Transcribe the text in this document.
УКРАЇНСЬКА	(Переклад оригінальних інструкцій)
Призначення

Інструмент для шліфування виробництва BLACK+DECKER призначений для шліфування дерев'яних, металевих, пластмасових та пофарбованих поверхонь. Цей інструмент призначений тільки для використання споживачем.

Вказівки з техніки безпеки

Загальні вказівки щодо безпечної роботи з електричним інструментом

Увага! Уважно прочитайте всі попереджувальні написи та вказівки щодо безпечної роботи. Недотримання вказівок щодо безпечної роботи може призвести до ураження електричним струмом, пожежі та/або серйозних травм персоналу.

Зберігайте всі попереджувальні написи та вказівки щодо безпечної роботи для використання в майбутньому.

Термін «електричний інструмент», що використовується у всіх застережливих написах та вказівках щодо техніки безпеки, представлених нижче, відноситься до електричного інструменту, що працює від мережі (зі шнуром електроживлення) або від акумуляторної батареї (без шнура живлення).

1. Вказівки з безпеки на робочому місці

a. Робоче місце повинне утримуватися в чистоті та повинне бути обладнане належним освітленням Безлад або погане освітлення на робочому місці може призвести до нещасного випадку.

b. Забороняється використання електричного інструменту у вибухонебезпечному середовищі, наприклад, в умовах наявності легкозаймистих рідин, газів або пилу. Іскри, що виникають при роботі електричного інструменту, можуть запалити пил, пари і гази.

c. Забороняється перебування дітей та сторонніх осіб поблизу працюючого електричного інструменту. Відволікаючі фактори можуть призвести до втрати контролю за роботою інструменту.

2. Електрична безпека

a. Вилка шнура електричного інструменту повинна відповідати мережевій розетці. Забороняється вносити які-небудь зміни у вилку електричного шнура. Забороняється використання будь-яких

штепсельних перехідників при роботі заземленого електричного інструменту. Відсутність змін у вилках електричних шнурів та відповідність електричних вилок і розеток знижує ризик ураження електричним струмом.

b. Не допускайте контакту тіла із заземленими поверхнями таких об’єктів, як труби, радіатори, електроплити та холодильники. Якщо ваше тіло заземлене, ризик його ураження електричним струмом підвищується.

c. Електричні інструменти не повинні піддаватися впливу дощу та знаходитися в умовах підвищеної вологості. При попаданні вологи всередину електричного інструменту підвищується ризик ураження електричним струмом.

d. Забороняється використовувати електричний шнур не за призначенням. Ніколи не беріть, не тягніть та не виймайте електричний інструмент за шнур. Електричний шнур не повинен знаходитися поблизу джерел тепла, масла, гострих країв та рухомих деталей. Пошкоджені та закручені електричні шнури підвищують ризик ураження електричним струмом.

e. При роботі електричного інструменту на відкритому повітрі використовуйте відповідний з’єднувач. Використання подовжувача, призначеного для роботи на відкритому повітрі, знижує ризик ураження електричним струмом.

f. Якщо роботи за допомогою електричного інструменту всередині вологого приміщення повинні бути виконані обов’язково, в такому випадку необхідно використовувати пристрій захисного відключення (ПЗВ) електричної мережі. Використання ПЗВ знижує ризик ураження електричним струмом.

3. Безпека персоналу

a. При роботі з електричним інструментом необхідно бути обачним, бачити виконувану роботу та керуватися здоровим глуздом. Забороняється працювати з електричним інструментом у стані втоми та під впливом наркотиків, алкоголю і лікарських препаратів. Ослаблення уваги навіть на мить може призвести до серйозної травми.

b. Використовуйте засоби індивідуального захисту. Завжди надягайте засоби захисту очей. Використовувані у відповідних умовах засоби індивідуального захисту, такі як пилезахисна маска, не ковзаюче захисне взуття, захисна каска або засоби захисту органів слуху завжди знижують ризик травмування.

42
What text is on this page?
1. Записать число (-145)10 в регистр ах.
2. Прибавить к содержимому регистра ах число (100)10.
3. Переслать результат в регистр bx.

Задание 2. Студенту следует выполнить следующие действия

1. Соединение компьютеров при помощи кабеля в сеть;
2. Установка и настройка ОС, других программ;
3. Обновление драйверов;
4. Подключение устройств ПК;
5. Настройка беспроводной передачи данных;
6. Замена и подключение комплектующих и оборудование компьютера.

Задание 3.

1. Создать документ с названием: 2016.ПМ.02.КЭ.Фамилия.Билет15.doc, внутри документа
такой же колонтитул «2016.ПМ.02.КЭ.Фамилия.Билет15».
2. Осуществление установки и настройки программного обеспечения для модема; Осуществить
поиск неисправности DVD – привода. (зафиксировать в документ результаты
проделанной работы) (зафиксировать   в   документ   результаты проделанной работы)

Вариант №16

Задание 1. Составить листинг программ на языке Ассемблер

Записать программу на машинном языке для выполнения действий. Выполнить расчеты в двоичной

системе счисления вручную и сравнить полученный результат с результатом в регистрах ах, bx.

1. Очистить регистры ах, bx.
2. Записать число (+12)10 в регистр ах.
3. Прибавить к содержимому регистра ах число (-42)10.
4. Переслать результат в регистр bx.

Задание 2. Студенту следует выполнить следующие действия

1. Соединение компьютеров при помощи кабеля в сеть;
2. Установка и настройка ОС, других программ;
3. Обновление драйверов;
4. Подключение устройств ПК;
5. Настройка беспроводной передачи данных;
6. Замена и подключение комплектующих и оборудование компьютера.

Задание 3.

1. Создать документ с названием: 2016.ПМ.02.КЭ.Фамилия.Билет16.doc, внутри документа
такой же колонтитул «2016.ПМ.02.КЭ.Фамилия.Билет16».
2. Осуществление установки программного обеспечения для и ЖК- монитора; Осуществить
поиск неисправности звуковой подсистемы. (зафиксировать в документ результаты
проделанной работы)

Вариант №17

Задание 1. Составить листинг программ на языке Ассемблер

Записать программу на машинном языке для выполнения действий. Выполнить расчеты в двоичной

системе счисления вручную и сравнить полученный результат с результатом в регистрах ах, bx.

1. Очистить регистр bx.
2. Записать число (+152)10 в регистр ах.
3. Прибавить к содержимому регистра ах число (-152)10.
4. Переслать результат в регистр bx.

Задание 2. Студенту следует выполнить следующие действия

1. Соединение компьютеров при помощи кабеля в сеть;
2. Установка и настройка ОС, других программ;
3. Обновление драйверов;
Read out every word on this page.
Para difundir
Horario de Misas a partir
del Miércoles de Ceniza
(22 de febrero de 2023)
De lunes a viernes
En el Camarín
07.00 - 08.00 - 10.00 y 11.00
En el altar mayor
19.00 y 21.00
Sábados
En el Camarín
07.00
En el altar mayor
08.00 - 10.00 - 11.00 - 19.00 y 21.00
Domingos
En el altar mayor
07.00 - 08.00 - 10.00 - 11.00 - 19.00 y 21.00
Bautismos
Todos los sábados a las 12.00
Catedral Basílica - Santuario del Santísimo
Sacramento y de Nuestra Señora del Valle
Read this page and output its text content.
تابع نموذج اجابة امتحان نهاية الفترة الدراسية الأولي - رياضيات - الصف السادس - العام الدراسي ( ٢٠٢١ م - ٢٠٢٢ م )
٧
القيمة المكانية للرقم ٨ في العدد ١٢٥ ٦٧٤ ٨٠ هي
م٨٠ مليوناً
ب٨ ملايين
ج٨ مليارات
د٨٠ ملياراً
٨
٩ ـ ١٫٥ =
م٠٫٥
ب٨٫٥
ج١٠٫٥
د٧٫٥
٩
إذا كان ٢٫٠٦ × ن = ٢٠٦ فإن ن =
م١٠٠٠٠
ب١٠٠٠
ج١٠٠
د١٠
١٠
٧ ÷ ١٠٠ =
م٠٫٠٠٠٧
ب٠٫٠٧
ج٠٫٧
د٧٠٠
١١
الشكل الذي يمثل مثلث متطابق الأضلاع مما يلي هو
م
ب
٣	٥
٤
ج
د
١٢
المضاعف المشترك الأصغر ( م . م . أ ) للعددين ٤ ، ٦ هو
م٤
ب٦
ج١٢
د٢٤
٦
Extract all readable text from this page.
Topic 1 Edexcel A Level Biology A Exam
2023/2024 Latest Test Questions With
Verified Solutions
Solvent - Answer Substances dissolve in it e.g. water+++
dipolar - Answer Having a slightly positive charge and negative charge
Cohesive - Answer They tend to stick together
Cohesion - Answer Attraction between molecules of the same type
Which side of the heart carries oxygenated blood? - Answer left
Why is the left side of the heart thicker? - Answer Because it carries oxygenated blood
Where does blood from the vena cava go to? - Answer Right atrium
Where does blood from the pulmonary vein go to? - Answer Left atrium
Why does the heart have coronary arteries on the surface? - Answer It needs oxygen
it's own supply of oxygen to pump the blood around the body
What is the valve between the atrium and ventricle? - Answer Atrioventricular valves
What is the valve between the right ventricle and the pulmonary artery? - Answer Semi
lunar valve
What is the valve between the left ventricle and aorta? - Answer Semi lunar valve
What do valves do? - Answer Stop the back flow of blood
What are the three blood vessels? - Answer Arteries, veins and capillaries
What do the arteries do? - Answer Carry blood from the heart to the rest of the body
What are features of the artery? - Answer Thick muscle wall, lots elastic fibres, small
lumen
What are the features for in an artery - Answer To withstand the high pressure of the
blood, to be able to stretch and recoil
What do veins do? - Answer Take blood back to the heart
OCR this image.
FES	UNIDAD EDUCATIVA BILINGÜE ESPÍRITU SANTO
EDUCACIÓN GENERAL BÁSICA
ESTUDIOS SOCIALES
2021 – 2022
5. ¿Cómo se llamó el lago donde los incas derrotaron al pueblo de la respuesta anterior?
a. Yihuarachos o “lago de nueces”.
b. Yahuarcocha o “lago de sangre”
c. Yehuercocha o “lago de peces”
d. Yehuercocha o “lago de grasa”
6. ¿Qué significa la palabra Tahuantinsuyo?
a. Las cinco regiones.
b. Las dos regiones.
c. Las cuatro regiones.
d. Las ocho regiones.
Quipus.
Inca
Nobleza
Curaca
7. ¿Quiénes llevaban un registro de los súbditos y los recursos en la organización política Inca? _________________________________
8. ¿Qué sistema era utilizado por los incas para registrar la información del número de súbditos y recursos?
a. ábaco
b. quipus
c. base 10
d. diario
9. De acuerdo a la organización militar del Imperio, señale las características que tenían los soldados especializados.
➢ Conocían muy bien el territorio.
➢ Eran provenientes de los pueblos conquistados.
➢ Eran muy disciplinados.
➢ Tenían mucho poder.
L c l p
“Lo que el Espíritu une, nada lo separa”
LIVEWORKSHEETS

## WORK REQUIRED
Working from the entries above, return all lines that contain "результаты".

## EXPECTED ANSWER
поиск неисправности DVD – привода. (зафиксировать в документ результаты
проделанной работы) (зафиксировать   в   документ   результаты проделанной работы)
поиск неисправности звуковой подсистемы. (зафиксировать в документ результаты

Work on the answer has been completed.